> [Information shown]:
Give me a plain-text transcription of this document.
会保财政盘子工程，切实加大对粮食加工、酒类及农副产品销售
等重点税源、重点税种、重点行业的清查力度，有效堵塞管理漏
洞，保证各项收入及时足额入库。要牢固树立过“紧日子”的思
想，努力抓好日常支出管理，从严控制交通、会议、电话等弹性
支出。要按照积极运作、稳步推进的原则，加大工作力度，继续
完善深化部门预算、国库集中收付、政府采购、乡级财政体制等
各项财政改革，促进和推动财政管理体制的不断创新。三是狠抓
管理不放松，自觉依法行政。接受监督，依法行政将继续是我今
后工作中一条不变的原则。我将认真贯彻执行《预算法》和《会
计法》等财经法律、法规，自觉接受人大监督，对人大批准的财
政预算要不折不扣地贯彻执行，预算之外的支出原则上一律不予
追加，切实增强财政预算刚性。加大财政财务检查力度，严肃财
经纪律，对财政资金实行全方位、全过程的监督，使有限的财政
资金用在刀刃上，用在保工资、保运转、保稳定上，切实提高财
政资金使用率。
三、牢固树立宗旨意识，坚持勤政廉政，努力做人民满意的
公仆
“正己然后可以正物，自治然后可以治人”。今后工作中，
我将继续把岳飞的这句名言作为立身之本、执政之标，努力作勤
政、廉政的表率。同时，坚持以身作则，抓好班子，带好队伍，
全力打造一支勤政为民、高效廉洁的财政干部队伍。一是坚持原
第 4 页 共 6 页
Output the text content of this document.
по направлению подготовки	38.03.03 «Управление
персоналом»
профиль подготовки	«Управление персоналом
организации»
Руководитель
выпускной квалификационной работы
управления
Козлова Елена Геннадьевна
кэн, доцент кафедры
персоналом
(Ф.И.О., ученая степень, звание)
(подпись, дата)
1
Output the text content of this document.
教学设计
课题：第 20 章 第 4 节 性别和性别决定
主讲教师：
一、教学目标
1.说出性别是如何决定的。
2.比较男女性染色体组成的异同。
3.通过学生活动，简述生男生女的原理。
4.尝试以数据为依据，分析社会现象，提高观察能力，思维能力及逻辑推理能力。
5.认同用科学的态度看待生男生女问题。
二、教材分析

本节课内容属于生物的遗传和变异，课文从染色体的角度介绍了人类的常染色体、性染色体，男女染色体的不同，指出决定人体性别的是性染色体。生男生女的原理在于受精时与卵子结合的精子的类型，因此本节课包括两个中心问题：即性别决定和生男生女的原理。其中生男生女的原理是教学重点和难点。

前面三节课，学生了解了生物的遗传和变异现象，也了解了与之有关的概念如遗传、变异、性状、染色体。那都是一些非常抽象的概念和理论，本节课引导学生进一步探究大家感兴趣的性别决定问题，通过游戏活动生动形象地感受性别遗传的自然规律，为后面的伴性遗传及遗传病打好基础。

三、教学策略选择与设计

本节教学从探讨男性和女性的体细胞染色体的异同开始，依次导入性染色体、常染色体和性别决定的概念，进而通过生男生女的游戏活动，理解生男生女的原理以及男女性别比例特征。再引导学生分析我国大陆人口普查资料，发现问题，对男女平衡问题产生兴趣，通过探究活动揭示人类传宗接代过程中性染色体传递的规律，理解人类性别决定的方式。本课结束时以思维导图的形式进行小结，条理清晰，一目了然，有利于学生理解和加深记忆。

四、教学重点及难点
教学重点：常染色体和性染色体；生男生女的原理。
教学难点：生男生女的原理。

> [Do this]: Copy all the lines, exactly.

> [Written reply]:
Give me a plain-text transcription of this document.
会保财政盘子工程，切实加大对粮食加工、酒类及农副产品销售
等重点税源、重点税种、重点行业的清查力度，有效堵塞管理漏
洞，保证各项收入及时足额入库。要牢固树立过“紧日子”的思
想，努力抓好日常支出管理，从严控制交通、会议、电话等弹性
支出。要按照积极运作、稳步推进的原则，加大工作力度，继续
完善深化部门预算、国库集中收付、政府采购、乡级财政体制等
各项财政改革，促进和推动财政管理体制的不断创新。三是狠抓
管理不放松，自觉依法行政。接受监督，依法行政将继续是我今
后工作中一条不变的原则。我将认真贯彻执行《预算法》和《会
计法》等财经法律、法规，自觉接受人大监督，对人大批准的财
政预算要不折不扣地贯彻执行，预算之外的支出原则上一律不予
追加，切实增强财政预算刚性。加大财政财务检查力度，严肃财
经纪律，对财政资金实行全方位、全过程的监督，使有限的财政
资金用在刀刃上，用在保工资、保运转、保稳定上，切实提高财
政资金使用率。
三、牢固树立宗旨意识，坚持勤政廉政，努力做人民满意的
公仆
“正己然后可以正物，自治然后可以治人”。今后工作中，
我将继续把岳飞的这句名言作为立身之本、执政之标，努力作勤
政、廉政的表率。同时，坚持以身作则，抓好班子，带好队伍，
全力打造一支勤政为民、高效廉洁的财政干部队伍。一是坚持原
第 4 页 共 6 页
Output the text content of this document.
по направлению подготовки	38.03.03 «Управление
персоналом»
профиль подготовки	«Управление персоналом
организации»
Руководитель
выпускной квалификационной работы
управления
Козлова Елена Геннадьевна
кэн, доцент кафедры
персоналом
(Ф.И.О., ученая степень, звание)
(подпись, дата)
1
Output the text content of this document.
教学设计
课题：第 20 章 第 4 节 性别和性别决定
主讲教师：
一、教学目标
1.说出性别是如何决定的。
2.比较男女性染色体组成的异同。
3.通过学生活动，简述生男生女的原理。
4.尝试以数据为依据，分析社会现象，提高观察能力，思维能力及逻辑推理能力。
5.认同用科学的态度看待生男生女问题。
二、教材分析

本节课内容属于生物的遗传和变异，课文从染色体的角度介绍了人类的常染色体、性染色体，男女染色体的不同，指出决定人体性别的是性染色体。生男生女的原理在于受精时与卵子结合的精子的类型，因此本节课包括两个中心问题：即性别决定和生男生女的原理。其中生男生女的原理是教学重点和难点。

前面三节课，学生了解了生物的遗传和变异现象，也了解了与之有关的概念如遗传、变异、性状、染色体。那都是一些非常抽象的概念和理论，本节课引导学生进一步探究大家感兴趣的性别决定问题，通过游戏活动生动形象地感受性别遗传的自然规律，为后面的伴性遗传及遗传病打好基础。

三、教学策略选择与设计

本节教学从探讨男性和女性的体细胞染色体的异同开始，依次导入性染色体、常染色体和性别决定的概念，进而通过生男生女的游戏活动，理解生男生女的原理以及男女性别比例特征。再引导学生分析我国大陆人口普查资料，发现问题，对男女平衡问题产生兴趣，通过探究活动揭示人类传宗接代过程中性染色体传递的规律，理解人类性别决定的方式。本课结束时以思维导图的形式进行小结，条理清晰，一目了然，有利于学生理解和加深记忆。

四、教学重点及难点
教学重点：常染色体和性染色体；生男生女的原理。
教学难点：生男生女的原理。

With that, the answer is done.